** Start Records for the exercise **

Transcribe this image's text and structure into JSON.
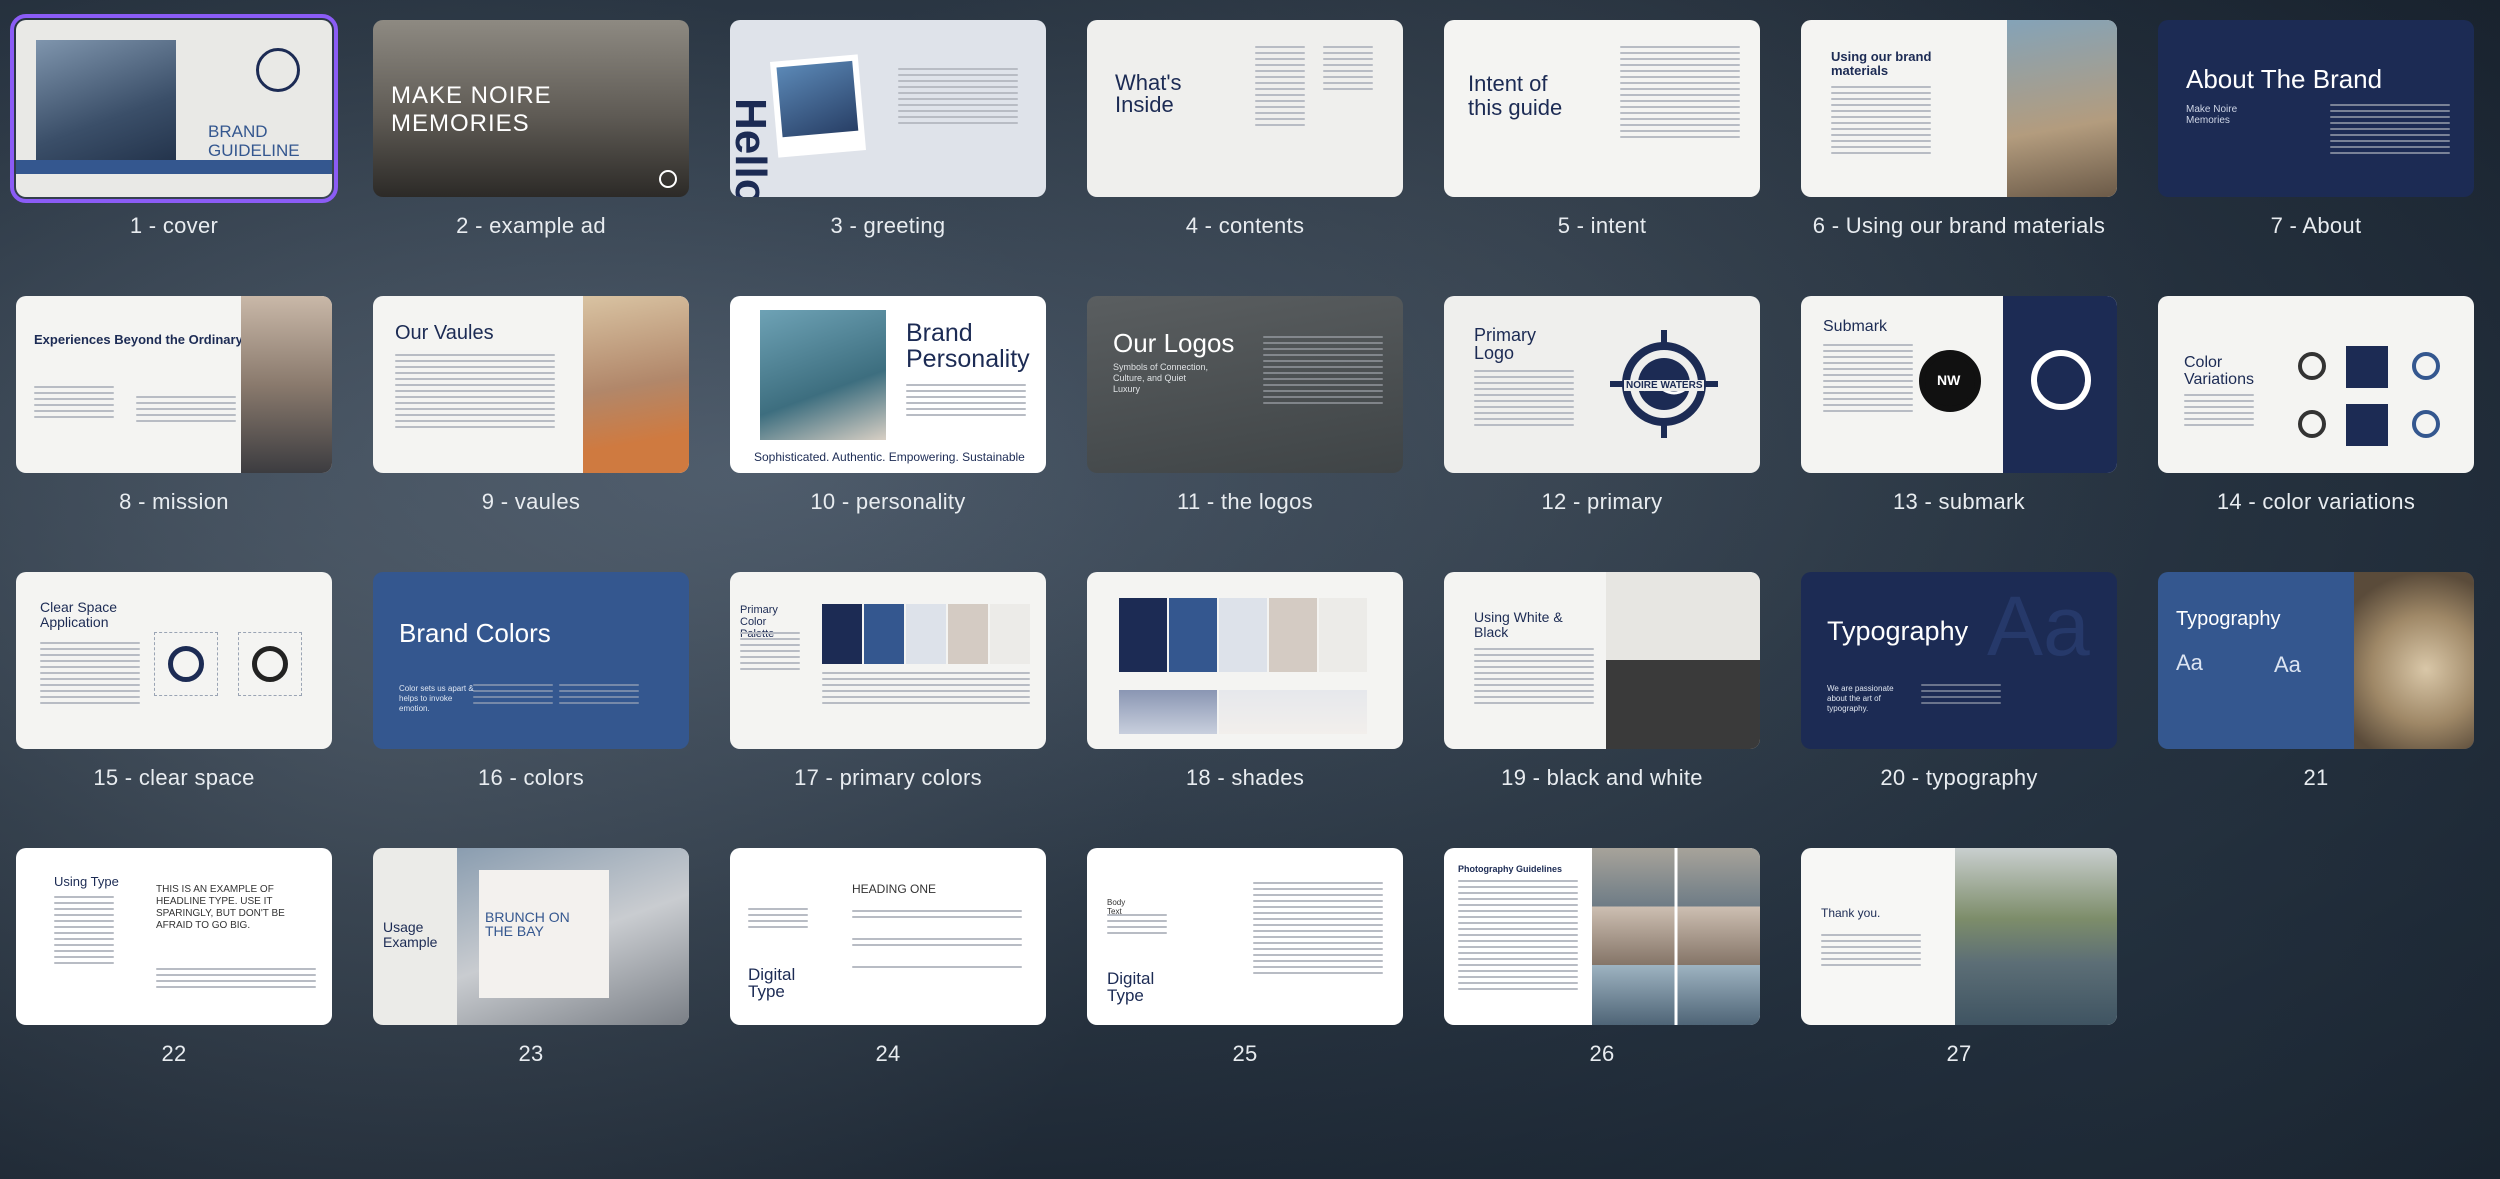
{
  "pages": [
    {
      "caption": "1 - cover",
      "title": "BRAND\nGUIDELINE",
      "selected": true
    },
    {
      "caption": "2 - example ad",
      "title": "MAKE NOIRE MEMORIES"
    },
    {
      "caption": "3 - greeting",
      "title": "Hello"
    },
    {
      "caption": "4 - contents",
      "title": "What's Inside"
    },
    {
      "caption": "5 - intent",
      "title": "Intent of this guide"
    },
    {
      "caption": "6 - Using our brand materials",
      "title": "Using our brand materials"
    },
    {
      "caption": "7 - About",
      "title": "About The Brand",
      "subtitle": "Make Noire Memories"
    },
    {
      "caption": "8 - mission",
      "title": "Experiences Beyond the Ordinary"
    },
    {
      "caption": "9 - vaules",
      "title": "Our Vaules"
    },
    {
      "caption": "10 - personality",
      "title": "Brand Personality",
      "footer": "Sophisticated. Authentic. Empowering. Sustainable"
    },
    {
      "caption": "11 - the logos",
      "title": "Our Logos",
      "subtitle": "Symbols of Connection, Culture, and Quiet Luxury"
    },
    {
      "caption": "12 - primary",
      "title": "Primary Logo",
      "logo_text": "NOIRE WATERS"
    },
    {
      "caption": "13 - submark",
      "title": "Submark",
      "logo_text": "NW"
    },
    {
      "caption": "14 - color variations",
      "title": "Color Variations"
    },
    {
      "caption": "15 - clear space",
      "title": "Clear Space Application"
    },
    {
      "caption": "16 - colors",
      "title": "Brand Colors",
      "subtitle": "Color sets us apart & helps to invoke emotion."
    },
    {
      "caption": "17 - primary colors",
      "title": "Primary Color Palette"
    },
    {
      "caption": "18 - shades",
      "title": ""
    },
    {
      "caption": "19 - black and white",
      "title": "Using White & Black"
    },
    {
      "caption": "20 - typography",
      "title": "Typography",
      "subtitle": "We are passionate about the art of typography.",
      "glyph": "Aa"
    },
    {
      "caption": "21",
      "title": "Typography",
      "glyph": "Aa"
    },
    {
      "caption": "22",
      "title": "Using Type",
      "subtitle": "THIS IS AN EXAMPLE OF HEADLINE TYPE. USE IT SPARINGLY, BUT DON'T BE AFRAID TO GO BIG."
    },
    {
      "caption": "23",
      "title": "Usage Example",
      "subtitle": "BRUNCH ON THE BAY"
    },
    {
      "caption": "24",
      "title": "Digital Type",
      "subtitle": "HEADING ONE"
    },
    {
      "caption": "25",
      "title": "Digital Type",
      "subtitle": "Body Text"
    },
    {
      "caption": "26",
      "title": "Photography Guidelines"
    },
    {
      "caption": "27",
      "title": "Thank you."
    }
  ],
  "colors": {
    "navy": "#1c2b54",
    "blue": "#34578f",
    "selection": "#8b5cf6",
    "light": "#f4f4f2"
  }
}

** End Records for the exercise **
** Start Records for the exercise **

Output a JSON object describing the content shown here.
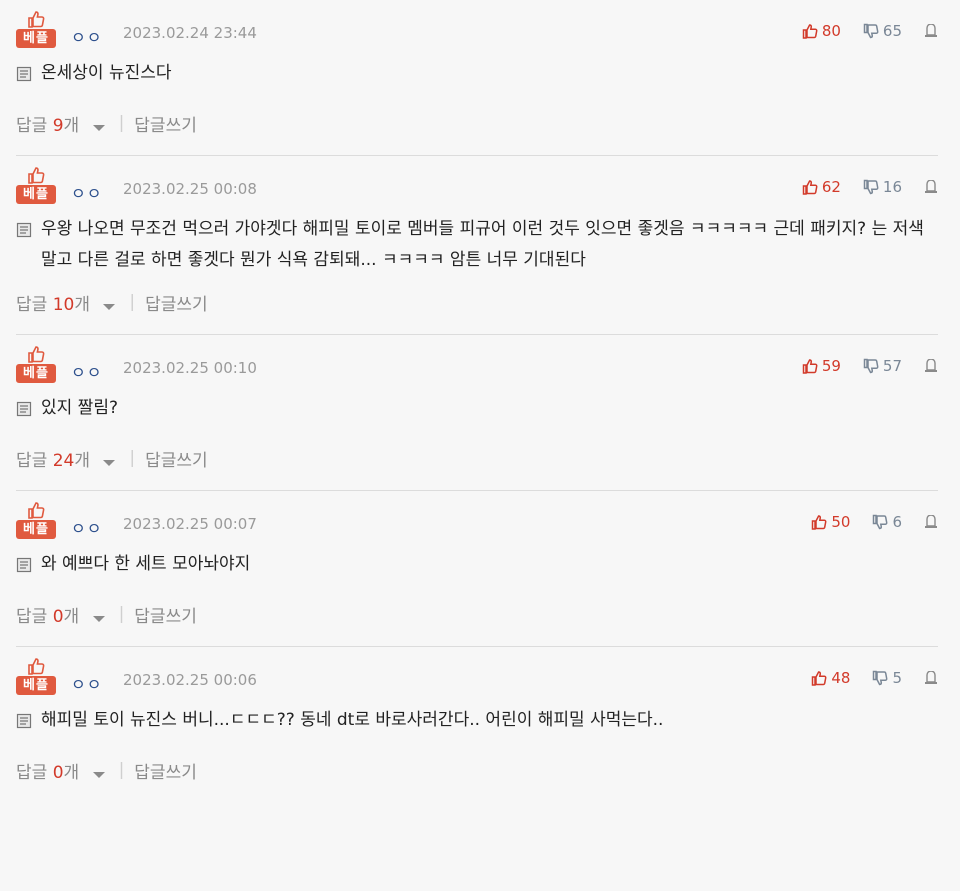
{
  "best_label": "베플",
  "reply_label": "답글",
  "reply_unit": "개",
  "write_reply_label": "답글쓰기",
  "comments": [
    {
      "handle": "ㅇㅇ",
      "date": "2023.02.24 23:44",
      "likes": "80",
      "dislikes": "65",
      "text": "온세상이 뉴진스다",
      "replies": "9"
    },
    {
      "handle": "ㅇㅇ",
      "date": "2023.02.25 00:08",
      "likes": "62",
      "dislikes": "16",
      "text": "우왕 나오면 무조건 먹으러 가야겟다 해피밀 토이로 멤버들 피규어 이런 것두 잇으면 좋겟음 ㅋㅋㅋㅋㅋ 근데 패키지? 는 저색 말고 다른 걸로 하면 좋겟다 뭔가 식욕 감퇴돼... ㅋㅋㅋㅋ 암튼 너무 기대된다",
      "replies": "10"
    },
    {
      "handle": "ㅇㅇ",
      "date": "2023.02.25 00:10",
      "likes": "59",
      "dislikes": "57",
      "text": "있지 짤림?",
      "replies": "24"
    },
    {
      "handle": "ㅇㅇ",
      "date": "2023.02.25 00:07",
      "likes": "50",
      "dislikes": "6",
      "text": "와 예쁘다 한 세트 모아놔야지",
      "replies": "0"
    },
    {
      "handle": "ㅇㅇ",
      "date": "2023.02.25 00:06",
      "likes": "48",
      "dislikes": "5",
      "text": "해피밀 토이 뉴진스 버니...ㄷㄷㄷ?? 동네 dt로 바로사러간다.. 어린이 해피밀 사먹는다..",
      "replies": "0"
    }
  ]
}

** End Records for the exercise **

Copy each line of the listing that contains the string "Using".

      "caption": "6 - Using our brand materials",
      "title": "Using our brand materials"
      "title": "Using White & Black"
      "title": "Using Type",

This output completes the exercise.